• [GIVEN TASK]: Without including any images, repeat the data exactly.

■ ■ ■

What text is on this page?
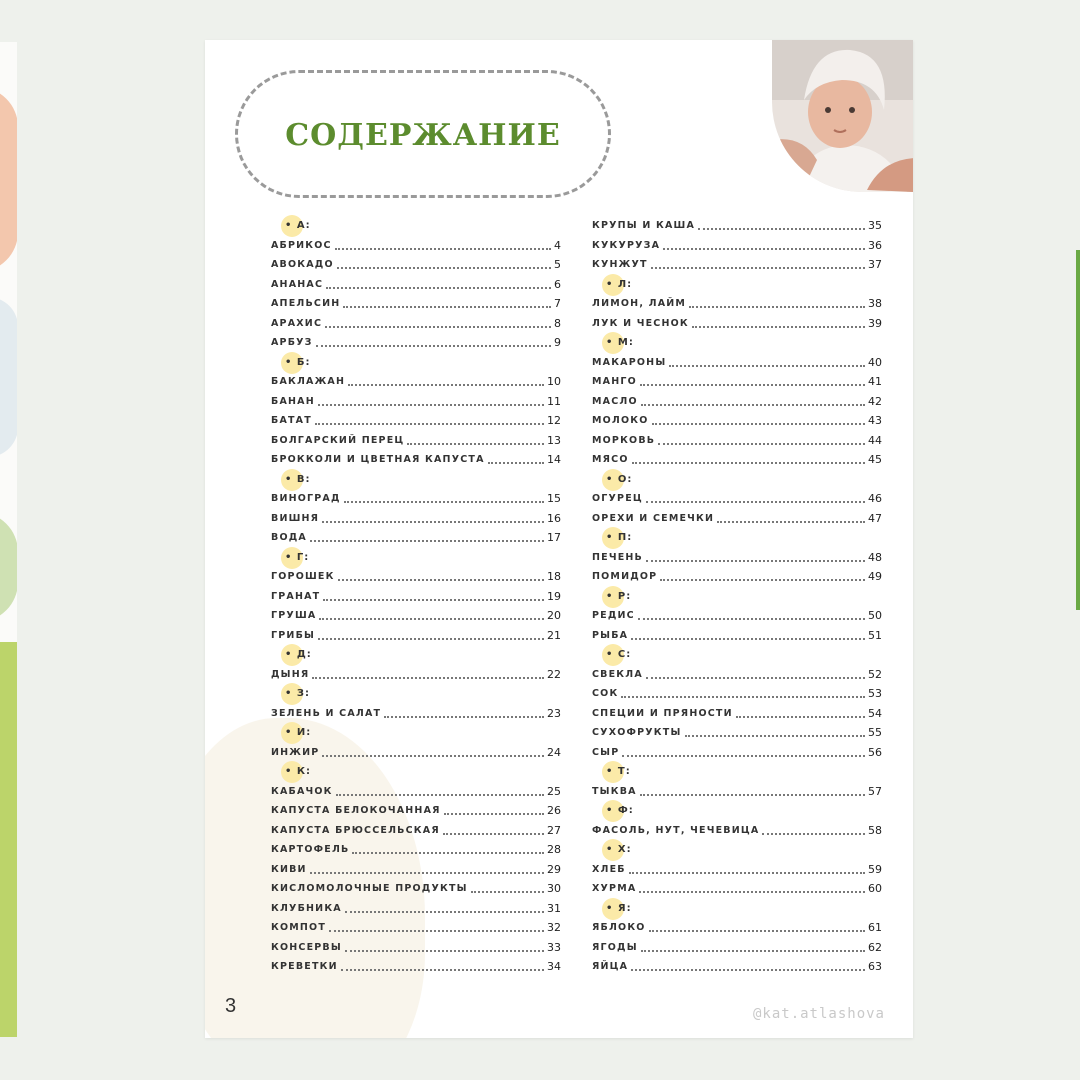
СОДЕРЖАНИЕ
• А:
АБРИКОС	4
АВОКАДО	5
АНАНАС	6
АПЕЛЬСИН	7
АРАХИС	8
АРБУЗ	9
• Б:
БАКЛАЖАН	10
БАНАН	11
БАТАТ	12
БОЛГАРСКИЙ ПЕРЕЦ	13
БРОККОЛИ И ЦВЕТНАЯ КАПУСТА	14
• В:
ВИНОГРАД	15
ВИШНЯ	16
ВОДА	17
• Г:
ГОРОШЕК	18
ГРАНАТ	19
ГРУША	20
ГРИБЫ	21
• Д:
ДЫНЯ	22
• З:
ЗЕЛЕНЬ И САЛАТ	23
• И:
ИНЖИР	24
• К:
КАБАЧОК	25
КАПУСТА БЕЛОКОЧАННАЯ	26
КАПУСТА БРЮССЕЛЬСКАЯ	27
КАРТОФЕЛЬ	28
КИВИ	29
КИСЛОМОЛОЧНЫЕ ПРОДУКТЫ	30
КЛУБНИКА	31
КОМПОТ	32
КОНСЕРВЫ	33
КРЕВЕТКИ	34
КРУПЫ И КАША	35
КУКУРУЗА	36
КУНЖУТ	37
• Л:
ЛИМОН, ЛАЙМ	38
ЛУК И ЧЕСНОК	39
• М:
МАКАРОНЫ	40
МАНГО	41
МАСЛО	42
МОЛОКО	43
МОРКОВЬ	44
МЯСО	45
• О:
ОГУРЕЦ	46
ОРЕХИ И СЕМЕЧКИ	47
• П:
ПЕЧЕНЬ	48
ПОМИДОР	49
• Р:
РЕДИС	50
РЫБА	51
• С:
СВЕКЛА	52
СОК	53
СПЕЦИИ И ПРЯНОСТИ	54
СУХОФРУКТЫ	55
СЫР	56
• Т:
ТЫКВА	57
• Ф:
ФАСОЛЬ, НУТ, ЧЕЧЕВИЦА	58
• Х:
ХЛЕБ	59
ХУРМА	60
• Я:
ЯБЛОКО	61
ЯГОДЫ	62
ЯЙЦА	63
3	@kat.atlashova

■ ■ ■

• [RESULT BELOW]:
What text is on this page?
СОДЕРЖАНИЕ
• А:
АБРИКОС	4
АВОКАДО	5
АНАНАС	6
АПЕЛЬСИН	7
АРАХИС	8
АРБУЗ	9
• Б:
БАКЛАЖАН	10
БАНАН	11
БАТАТ	12
БОЛГАРСКИЙ ПЕРЕЦ	13
БРОККОЛИ И ЦВЕТНАЯ КАПУСТА	14
• В:
ВИНОГРАД	15
ВИШНЯ	16
ВОДА	17
• Г:
ГОРОШЕК	18
ГРАНАТ	19
ГРУША	20
ГРИБЫ	21
• Д:
ДЫНЯ	22
• З:
ЗЕЛЕНЬ И САЛАТ	23
• И:
ИНЖИР	24
• К:
КАБАЧОК	25
КАПУСТА БЕЛОКОЧАННАЯ	26
КАПУСТА БРЮССЕЛЬСКАЯ	27
КАРТОФЕЛЬ	28
КИВИ	29
КИСЛОМОЛОЧНЫЕ ПРОДУКТЫ	30
КЛУБНИКА	31
КОМПОТ	32
КОНСЕРВЫ	33
КРЕВЕТКИ	34
КРУПЫ И КАША	35
КУКУРУЗА	36
КУНЖУТ	37
• Л:
ЛИМОН, ЛАЙМ	38
ЛУК И ЧЕСНОК	39
• М:
МАКАРОНЫ	40
МАНГО	41
МАСЛО	42
МОЛОКО	43
МОРКОВЬ	44
МЯСО	45
• О:
ОГУРЕЦ	46
ОРЕХИ И СЕМЕЧКИ	47
• П:
ПЕЧЕНЬ	48
ПОМИДОР	49
• Р:
РЕДИС	50
РЫБА	51
• С:
СВЕКЛА	52
СОК	53
СПЕЦИИ И ПРЯНОСТИ	54
СУХОФРУКТЫ	55
СЫР	56
• Т:
ТЫКВА	57
• Ф:
ФАСОЛЬ, НУТ, ЧЕЧЕВИЦА	58
• Х:
ХЛЕБ	59
ХУРМА	60
• Я:
ЯБЛОКО	61
ЯГОДЫ	62
ЯЙЦА	63
3	@kat.atlashova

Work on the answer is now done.